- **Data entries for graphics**
-- -- --
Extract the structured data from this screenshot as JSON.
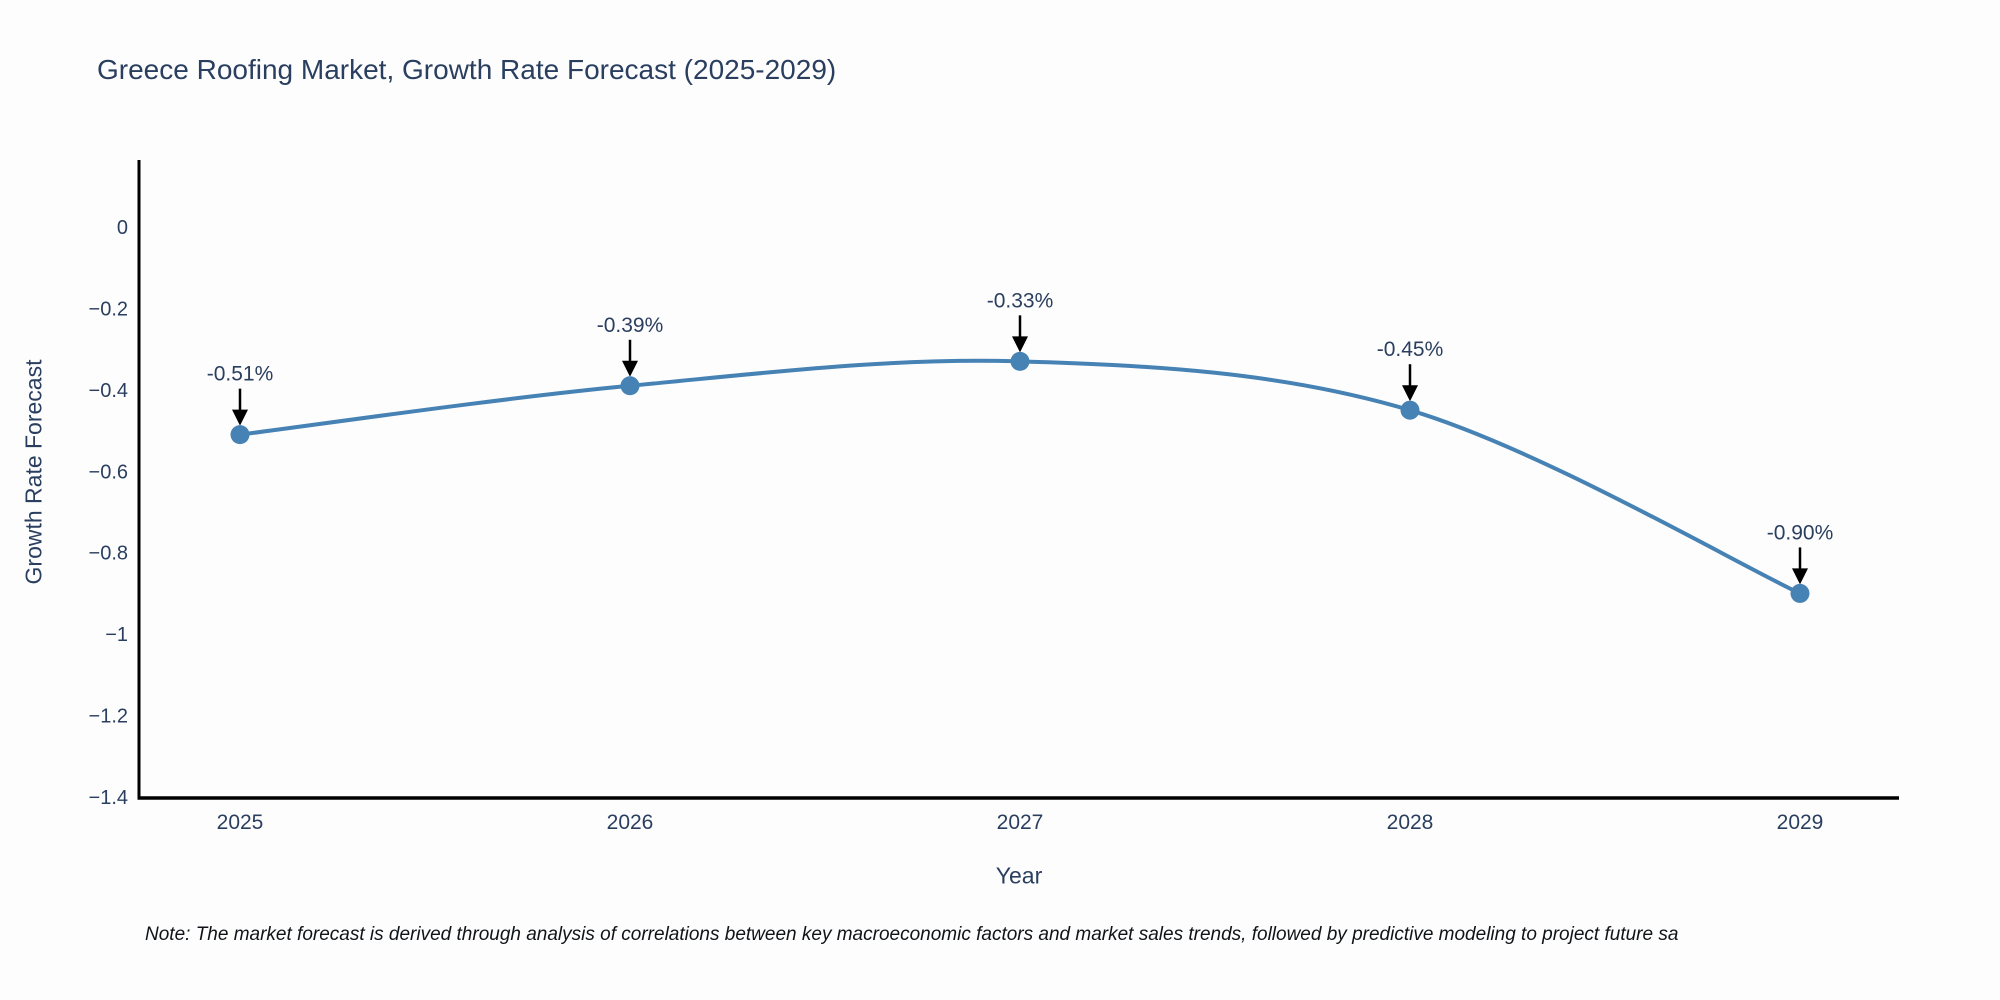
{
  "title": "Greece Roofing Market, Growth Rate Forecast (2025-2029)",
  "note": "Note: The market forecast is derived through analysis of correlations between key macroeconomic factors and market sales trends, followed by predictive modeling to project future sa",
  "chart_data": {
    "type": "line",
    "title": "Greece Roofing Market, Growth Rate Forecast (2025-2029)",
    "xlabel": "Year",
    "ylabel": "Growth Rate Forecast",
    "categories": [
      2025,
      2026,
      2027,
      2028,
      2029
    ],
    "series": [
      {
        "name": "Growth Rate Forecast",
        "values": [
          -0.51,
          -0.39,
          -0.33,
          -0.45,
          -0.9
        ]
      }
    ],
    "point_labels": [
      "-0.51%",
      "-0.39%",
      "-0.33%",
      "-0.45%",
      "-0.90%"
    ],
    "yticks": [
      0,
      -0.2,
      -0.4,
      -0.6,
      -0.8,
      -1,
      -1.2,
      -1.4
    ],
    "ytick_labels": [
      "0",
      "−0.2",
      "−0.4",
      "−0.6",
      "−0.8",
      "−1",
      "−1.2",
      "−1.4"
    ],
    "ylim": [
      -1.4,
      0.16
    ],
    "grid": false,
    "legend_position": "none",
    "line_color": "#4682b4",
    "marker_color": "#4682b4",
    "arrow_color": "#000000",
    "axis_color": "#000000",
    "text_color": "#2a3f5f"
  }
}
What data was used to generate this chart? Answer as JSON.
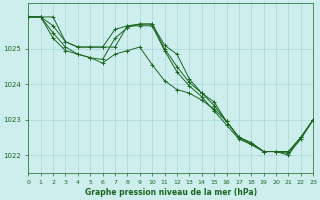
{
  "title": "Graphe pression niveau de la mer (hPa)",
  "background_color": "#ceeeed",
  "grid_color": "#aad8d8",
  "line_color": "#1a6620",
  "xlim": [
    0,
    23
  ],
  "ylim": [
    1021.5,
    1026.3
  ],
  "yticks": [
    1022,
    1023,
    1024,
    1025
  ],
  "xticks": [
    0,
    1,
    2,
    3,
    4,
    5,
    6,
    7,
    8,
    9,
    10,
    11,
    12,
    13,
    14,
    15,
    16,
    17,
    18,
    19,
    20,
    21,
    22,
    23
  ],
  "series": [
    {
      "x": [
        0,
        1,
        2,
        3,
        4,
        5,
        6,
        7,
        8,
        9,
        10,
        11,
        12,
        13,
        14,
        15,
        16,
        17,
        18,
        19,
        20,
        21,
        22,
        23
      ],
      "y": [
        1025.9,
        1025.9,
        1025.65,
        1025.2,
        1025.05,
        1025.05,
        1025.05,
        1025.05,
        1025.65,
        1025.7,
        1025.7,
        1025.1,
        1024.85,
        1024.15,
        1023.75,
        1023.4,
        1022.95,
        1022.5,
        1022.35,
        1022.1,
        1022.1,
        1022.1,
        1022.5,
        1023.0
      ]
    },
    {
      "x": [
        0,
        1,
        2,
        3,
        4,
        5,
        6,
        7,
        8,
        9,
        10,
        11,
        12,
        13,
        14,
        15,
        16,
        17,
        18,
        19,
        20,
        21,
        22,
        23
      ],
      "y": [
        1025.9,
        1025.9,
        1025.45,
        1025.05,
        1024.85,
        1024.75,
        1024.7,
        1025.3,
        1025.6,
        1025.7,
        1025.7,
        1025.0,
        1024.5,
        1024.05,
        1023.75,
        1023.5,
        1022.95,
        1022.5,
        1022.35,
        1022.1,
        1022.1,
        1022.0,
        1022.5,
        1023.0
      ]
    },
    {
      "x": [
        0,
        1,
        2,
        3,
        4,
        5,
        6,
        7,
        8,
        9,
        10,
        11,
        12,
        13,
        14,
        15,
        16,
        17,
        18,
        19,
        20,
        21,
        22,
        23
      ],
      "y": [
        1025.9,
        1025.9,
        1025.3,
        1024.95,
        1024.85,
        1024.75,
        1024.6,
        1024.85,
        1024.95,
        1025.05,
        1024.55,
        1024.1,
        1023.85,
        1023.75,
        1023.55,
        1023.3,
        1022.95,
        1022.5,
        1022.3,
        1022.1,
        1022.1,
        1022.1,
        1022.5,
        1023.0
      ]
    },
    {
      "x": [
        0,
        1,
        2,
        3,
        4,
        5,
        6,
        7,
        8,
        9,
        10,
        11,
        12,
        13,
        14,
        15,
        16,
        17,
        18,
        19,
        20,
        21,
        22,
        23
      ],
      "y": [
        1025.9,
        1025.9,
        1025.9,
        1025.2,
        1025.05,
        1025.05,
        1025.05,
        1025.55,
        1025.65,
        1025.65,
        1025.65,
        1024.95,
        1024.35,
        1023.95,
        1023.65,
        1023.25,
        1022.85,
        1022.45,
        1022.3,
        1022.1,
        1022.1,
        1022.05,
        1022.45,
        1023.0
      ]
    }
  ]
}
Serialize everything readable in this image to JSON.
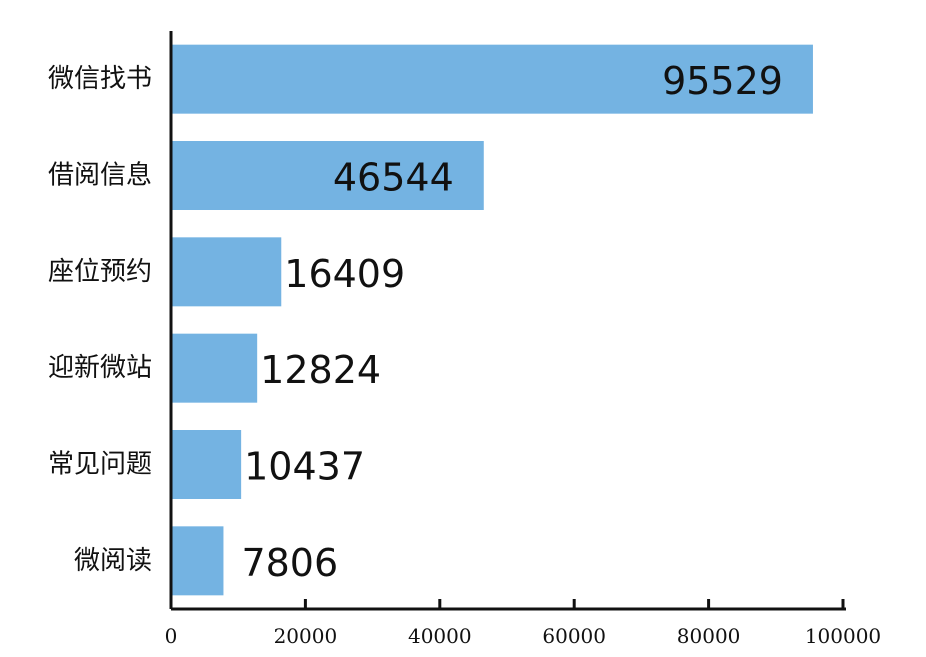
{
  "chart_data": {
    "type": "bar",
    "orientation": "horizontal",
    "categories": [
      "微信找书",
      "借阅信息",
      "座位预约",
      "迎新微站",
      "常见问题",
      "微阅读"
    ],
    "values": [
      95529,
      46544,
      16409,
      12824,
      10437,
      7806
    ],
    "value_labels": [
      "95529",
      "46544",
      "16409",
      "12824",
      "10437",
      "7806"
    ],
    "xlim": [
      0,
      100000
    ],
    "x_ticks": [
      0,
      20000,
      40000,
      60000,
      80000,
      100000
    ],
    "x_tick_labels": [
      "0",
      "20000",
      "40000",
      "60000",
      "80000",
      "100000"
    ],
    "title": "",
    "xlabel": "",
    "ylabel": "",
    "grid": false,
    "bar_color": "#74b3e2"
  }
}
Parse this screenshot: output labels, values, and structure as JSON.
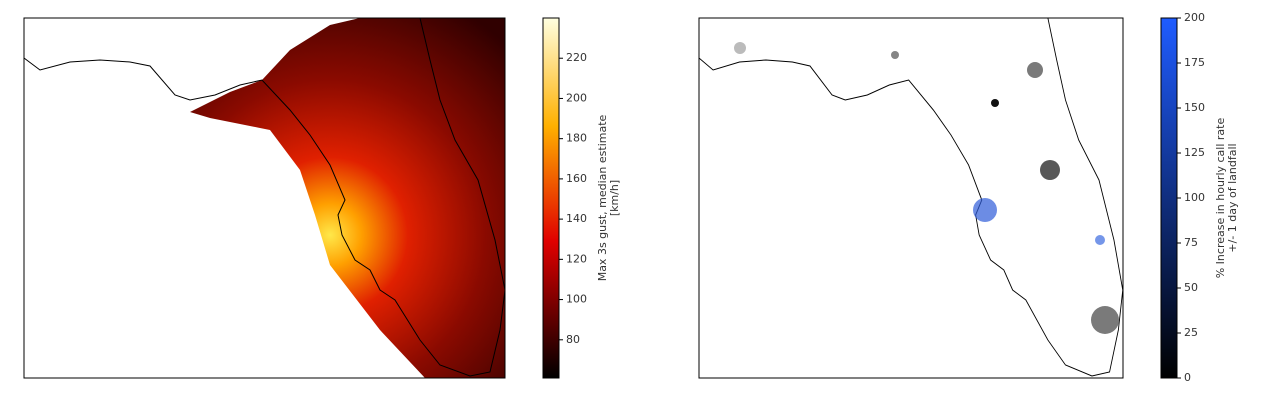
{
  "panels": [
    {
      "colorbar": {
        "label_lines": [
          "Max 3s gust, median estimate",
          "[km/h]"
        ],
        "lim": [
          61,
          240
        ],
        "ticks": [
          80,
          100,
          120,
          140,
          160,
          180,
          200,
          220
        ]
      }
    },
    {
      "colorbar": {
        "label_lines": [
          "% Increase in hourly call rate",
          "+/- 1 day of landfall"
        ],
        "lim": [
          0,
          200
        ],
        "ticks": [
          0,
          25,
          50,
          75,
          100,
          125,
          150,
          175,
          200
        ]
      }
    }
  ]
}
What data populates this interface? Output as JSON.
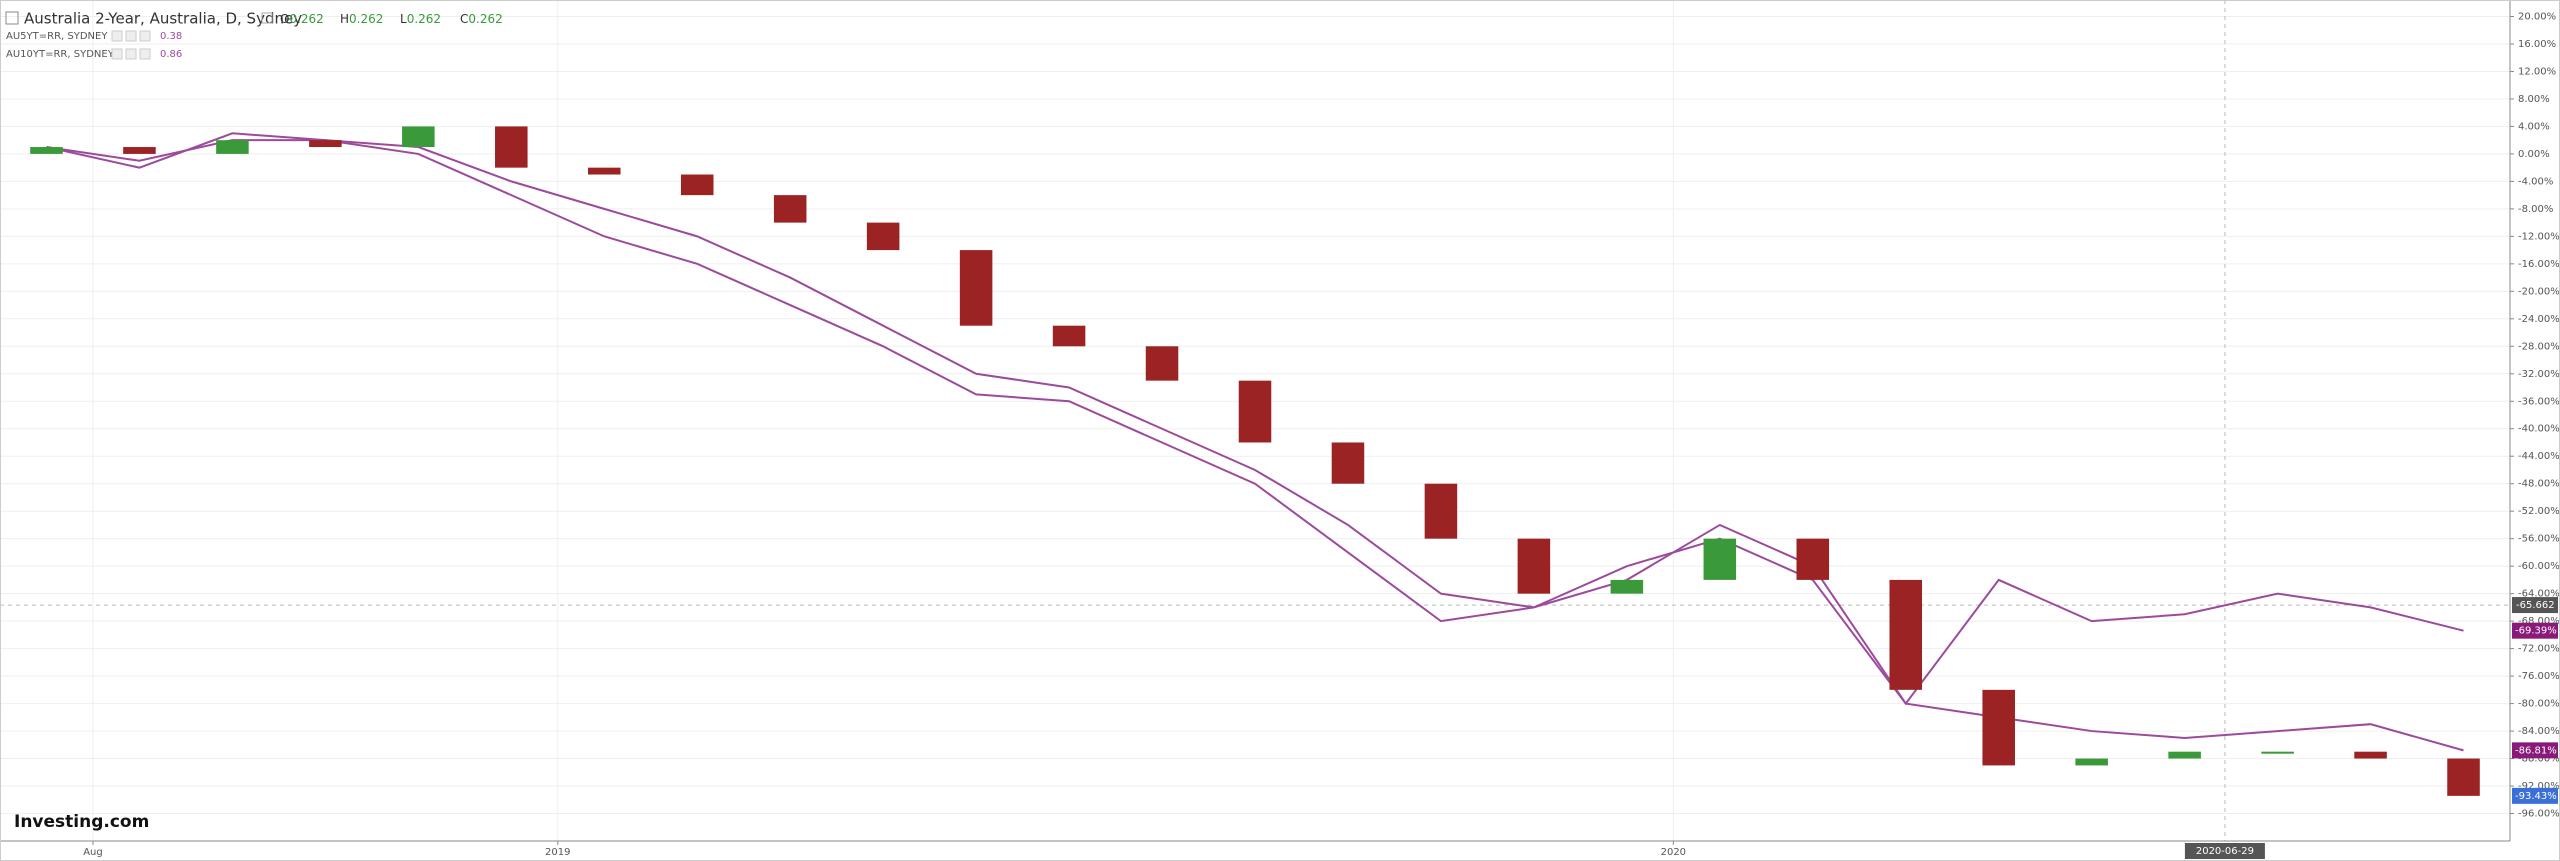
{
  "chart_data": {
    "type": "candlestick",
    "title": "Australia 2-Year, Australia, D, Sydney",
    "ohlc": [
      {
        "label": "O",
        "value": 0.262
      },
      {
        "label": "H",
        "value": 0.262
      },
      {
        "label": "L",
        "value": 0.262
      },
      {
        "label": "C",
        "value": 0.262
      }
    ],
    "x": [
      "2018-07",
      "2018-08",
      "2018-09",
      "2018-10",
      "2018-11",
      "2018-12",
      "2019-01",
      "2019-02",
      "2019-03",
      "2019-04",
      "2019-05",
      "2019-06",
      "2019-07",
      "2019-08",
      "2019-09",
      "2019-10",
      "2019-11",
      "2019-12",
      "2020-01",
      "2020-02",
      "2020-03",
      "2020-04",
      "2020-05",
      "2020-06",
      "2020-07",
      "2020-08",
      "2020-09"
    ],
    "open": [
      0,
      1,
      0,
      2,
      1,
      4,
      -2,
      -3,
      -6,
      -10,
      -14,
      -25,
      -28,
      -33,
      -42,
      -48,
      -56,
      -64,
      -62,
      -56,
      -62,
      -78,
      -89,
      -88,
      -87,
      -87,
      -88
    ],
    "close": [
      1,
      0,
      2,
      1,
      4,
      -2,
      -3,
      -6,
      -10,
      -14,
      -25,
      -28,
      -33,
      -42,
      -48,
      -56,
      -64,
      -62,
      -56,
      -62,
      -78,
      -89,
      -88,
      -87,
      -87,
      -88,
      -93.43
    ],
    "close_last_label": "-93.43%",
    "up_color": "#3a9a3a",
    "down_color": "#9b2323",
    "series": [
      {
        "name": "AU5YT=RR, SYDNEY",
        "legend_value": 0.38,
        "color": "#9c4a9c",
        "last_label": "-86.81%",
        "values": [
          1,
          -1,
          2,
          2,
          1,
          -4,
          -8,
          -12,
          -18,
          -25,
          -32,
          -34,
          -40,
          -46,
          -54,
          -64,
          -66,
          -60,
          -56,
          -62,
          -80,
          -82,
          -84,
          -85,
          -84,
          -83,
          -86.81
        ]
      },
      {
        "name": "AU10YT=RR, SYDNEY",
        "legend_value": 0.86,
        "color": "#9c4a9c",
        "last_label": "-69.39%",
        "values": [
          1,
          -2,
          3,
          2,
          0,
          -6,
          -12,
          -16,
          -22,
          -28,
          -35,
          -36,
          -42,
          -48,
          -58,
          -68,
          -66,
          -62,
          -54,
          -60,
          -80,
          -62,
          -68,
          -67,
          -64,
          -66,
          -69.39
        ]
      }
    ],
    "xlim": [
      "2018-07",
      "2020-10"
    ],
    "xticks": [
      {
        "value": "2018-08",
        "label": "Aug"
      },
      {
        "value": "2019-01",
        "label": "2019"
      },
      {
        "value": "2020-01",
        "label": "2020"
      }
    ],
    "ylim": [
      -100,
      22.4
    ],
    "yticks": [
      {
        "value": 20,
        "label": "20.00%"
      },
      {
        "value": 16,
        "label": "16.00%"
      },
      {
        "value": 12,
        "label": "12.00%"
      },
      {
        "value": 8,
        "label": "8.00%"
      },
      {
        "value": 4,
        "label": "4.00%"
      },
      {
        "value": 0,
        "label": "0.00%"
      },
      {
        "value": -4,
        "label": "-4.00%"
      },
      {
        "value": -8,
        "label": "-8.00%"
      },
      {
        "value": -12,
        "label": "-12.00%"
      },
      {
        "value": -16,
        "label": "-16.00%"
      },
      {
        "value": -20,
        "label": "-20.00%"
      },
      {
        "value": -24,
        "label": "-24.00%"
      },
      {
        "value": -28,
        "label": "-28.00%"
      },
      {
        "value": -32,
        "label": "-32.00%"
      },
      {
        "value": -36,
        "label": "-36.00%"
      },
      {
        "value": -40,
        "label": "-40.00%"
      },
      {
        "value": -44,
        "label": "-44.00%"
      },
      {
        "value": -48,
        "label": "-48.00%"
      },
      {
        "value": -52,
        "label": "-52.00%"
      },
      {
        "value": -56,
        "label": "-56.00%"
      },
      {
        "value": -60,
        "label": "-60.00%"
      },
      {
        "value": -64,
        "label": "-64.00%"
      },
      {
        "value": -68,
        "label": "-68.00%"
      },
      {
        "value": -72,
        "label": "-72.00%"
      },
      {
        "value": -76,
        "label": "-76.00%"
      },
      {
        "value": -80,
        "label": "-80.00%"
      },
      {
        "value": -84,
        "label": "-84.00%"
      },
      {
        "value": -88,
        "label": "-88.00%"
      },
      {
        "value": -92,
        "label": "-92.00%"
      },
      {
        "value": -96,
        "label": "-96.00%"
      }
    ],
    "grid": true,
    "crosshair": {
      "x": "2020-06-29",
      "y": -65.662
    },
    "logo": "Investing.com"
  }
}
-- -- --
- **THE TASK**
Tally the lines in the listing that hold "What" and report the number alone.

- **ANSWER TO THE PROBLEM**
2